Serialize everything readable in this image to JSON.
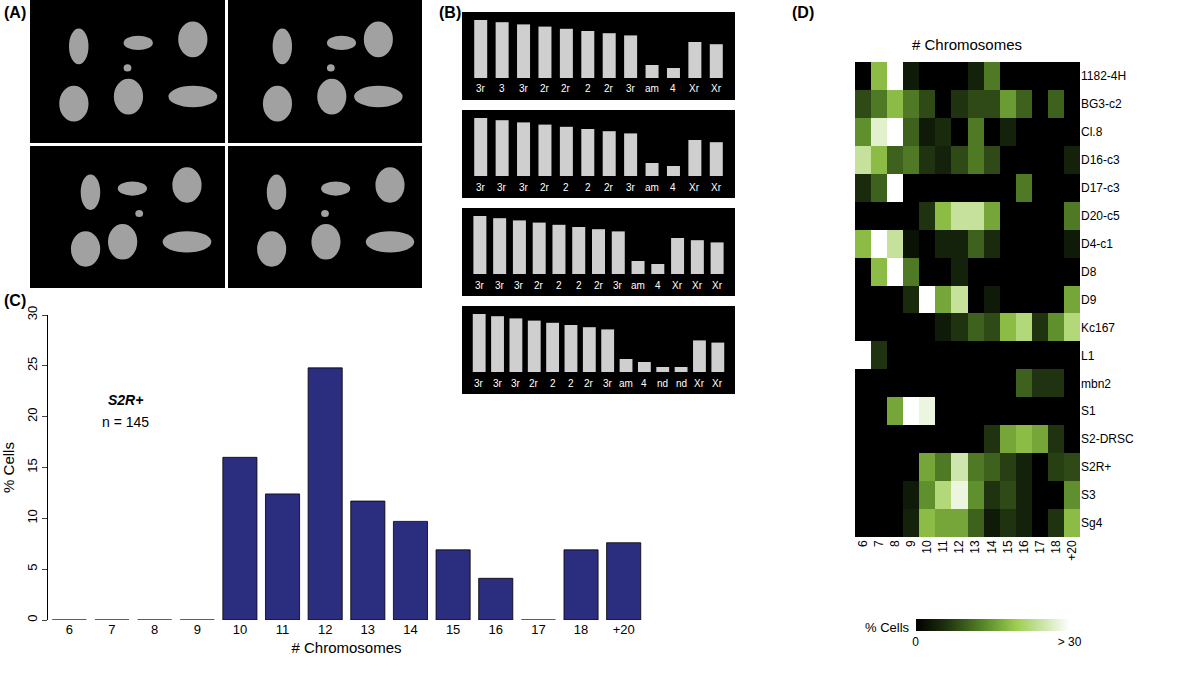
{
  "panel_labels": [
    "(A)",
    "(B)",
    "(C)",
    "(D)"
  ],
  "karyotypes": [
    [
      "3r",
      "3",
      "3r",
      "2r",
      "2r",
      "2",
      "2r",
      "3r",
      "am",
      "4",
      "Xr",
      "Xr"
    ],
    [
      "3r",
      "3r",
      "3r",
      "2r",
      "2",
      "2",
      "2r",
      "3r",
      "am",
      "4",
      "Xr",
      "Xr"
    ],
    [
      "3r",
      "3r",
      "3r",
      "2r",
      "2",
      "2",
      "2r",
      "3r",
      "am",
      "4",
      "Xr",
      "Xr",
      "Xr"
    ],
    [
      "3r",
      "3r",
      "3r",
      "2r",
      "2",
      "2",
      "2r",
      "3r",
      "am",
      "4",
      "nd",
      "nd",
      "Xr",
      "Xr"
    ]
  ],
  "chart_data": [
    {
      "type": "bar",
      "annotations": [
        "S2R+",
        "n = 145"
      ],
      "x_label": "# Chromosomes",
      "y_label": "% Cells",
      "categories": [
        "6",
        "7",
        "8",
        "9",
        "10",
        "11",
        "12",
        "13",
        "14",
        "15",
        "16",
        "17",
        "18",
        "+20"
      ],
      "values": [
        0,
        0,
        0,
        0,
        16,
        12.4,
        24.8,
        11.7,
        9.7,
        6.9,
        4.1,
        0,
        6.9,
        7.6
      ],
      "color": "#2b2d7f",
      "ylim": [
        0,
        30
      ],
      "yticks": [
        0,
        5,
        10,
        15,
        20,
        25,
        30
      ],
      "grid": false
    },
    {
      "type": "heatmap",
      "title": "# Chromosomes",
      "x": [
        "6",
        "7",
        "8",
        "9",
        "10",
        "11",
        "12",
        "13",
        "14",
        "15",
        "16",
        "17",
        "18",
        "+20"
      ],
      "y": [
        "1182-4H",
        "BG3-c2",
        "Cl.8",
        "D16-c3",
        "D17-c3",
        "D20-c5",
        "D4-c1",
        "D8",
        "D9",
        "Kc167",
        "L1",
        "mbn2",
        "S1",
        "S2-DRSC",
        "S2R+",
        "S3",
        "Sg4"
      ],
      "cells": [
        [
          0,
          18,
          32,
          3,
          0,
          0,
          0,
          4,
          12,
          0,
          0,
          0,
          0,
          0
        ],
        [
          8,
          12,
          18,
          12,
          8,
          0,
          6,
          8,
          8,
          15,
          10,
          0,
          10,
          0
        ],
        [
          14,
          27,
          32,
          10,
          3,
          5,
          0,
          12,
          0,
          4,
          0,
          0,
          0,
          0
        ],
        [
          24,
          18,
          10,
          12,
          6,
          4,
          8,
          12,
          8,
          0,
          0,
          0,
          0,
          4
        ],
        [
          5,
          10,
          32,
          0,
          0,
          0,
          0,
          0,
          0,
          0,
          12,
          0,
          0,
          0
        ],
        [
          0,
          0,
          0,
          0,
          6,
          18,
          24,
          24,
          16,
          0,
          0,
          0,
          0,
          12
        ],
        [
          18,
          32,
          24,
          2,
          0,
          4,
          4,
          10,
          5,
          0,
          0,
          0,
          0,
          3
        ],
        [
          0,
          18,
          30,
          12,
          0,
          0,
          4,
          0,
          0,
          0,
          0,
          0,
          0,
          0
        ],
        [
          0,
          0,
          0,
          5,
          32,
          16,
          24,
          0,
          3,
          0,
          0,
          0,
          0,
          16
        ],
        [
          0,
          0,
          0,
          0,
          0,
          3,
          6,
          10,
          8,
          18,
          22,
          6,
          14,
          22
        ],
        [
          32,
          6,
          0,
          0,
          0,
          0,
          0,
          0,
          0,
          0,
          0,
          0,
          0,
          0
        ],
        [
          0,
          0,
          0,
          0,
          0,
          0,
          0,
          0,
          0,
          0,
          10,
          6,
          6,
          0
        ],
        [
          0,
          0,
          16,
          32,
          28,
          0,
          0,
          0,
          0,
          0,
          0,
          0,
          0,
          0
        ],
        [
          0,
          0,
          0,
          0,
          0,
          0,
          0,
          0,
          6,
          16,
          18,
          16,
          6,
          0
        ],
        [
          0,
          0,
          0,
          0,
          16,
          12,
          25,
          12,
          10,
          7,
          4,
          0,
          7,
          8
        ],
        [
          0,
          0,
          0,
          3,
          14,
          22,
          28,
          14,
          6,
          8,
          4,
          0,
          0,
          14
        ],
        [
          0,
          0,
          0,
          4,
          18,
          16,
          16,
          10,
          3,
          6,
          4,
          0,
          6,
          18
        ]
      ],
      "colorbar": {
        "title": "% Cells",
        "range": [
          0,
          30
        ],
        "ticks": [
          0,
          {
            "value": 30,
            "label": "> 30"
          }
        ]
      }
    }
  ]
}
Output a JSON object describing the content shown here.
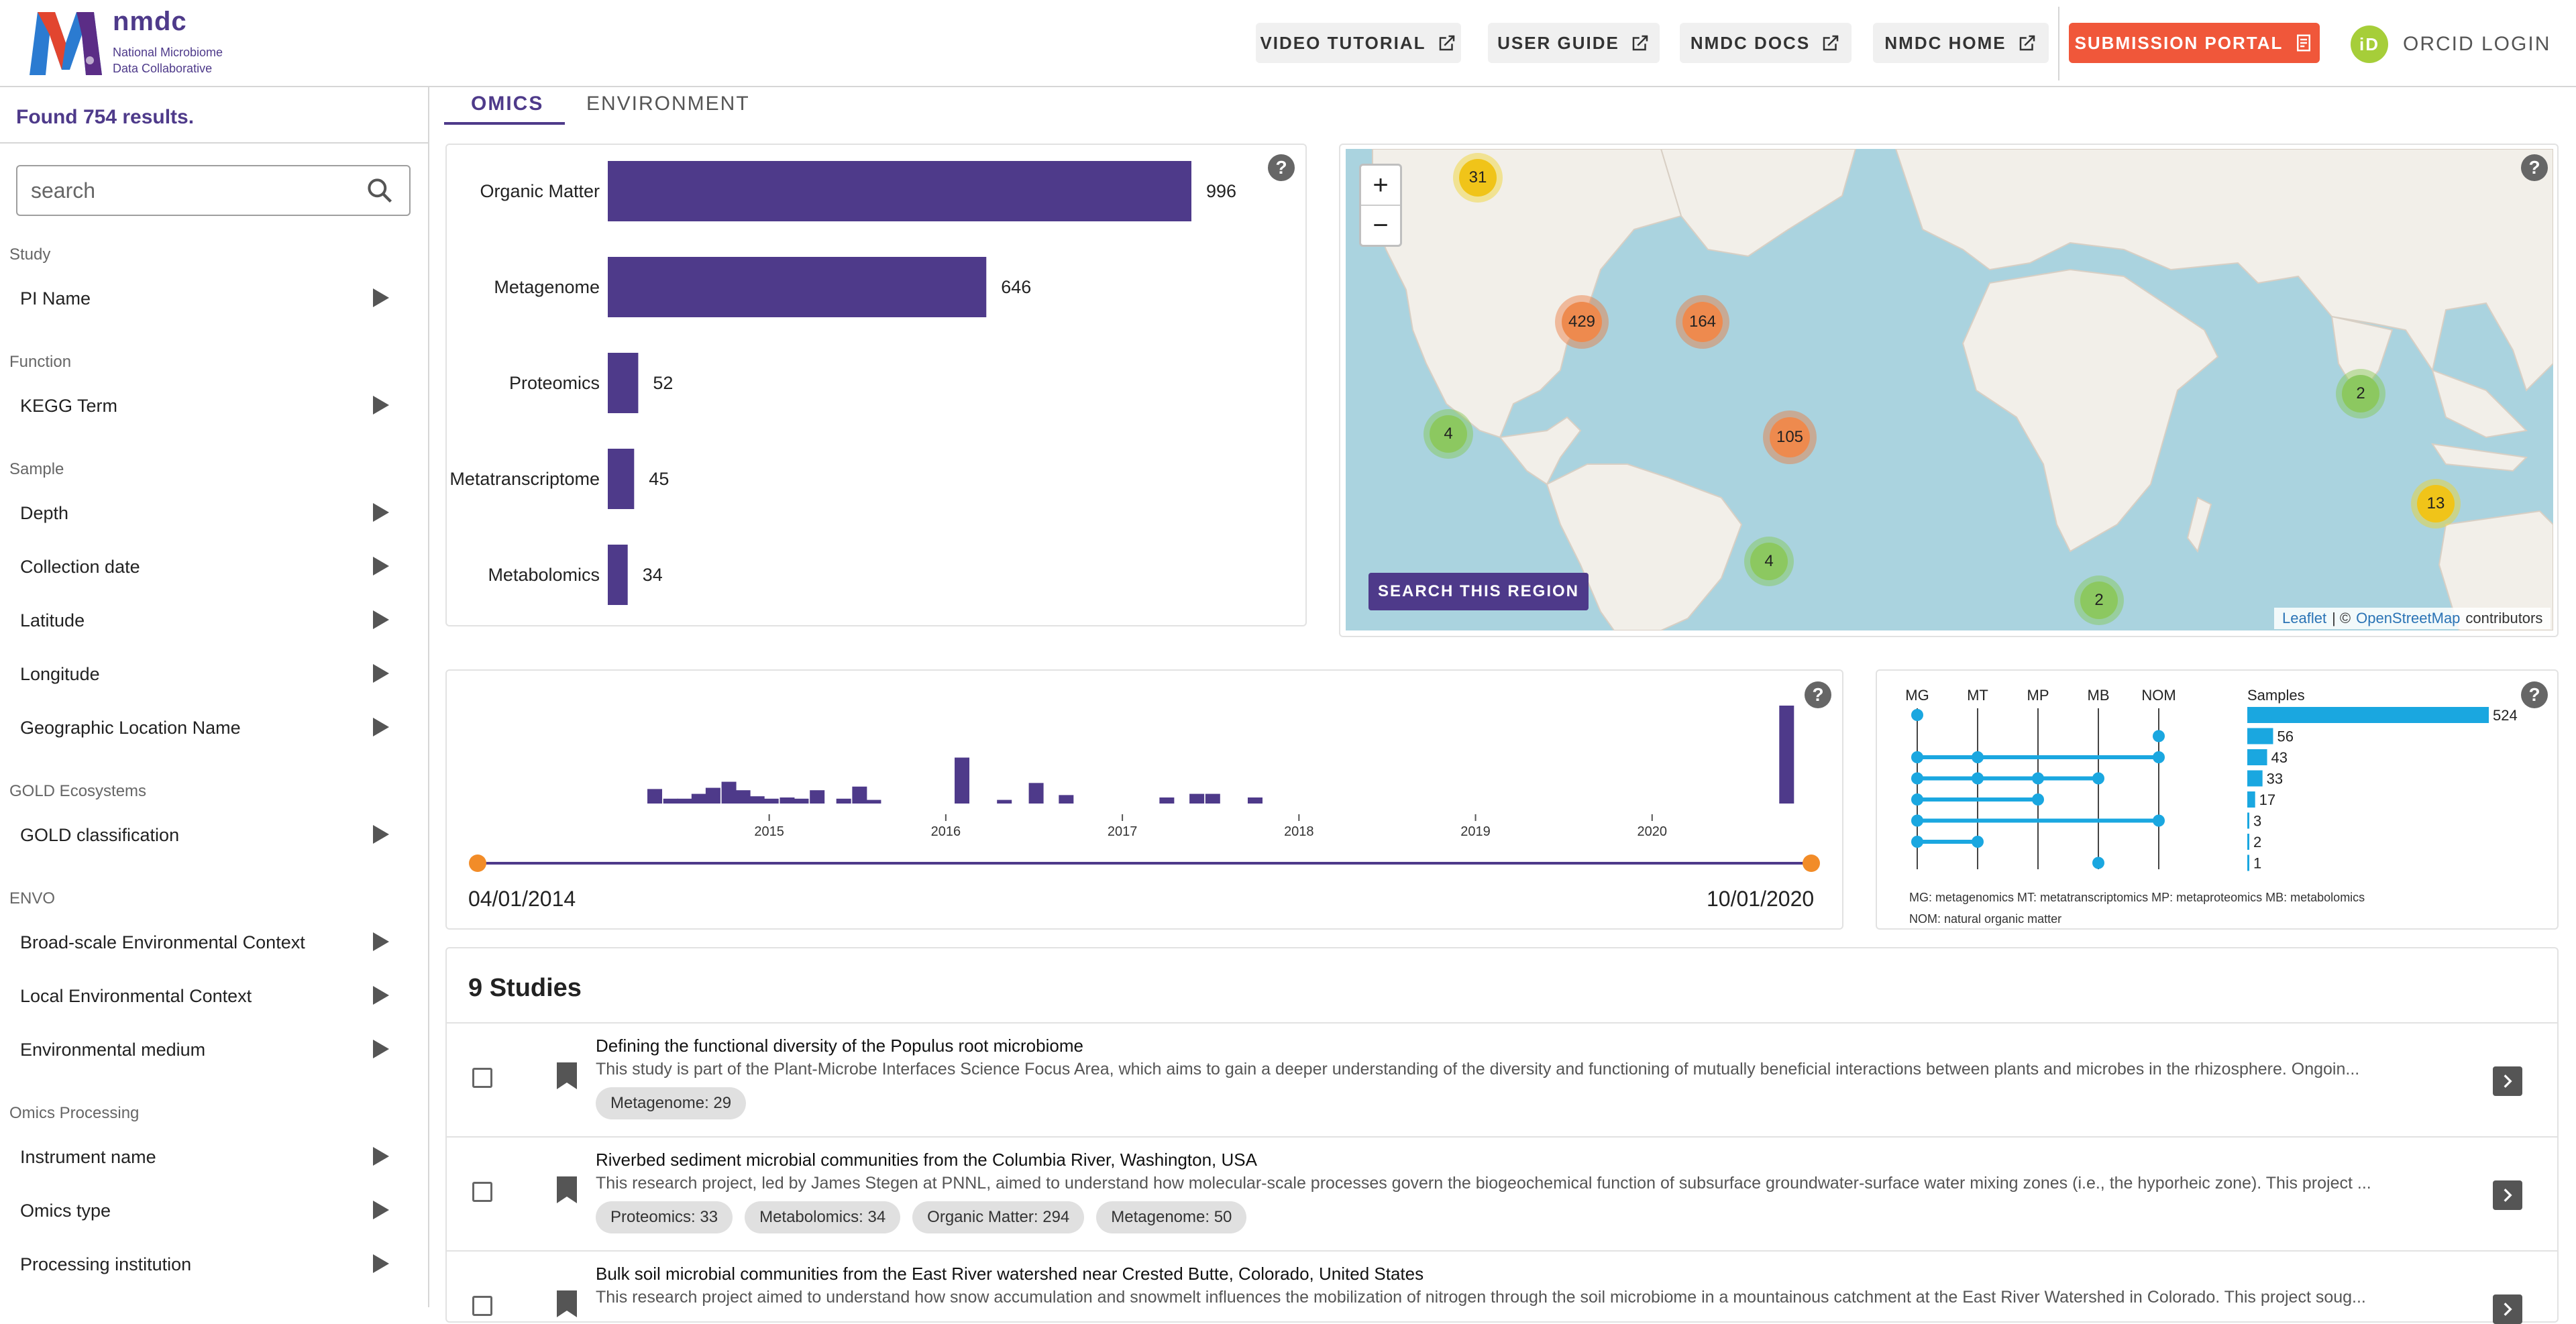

Description of the task =
Throughout the data above, copy all lines where the word "JSON" is found.

Exercise solution =
Serialize everything readable in this image to JSON.
Output a JSON object describing the content shown here.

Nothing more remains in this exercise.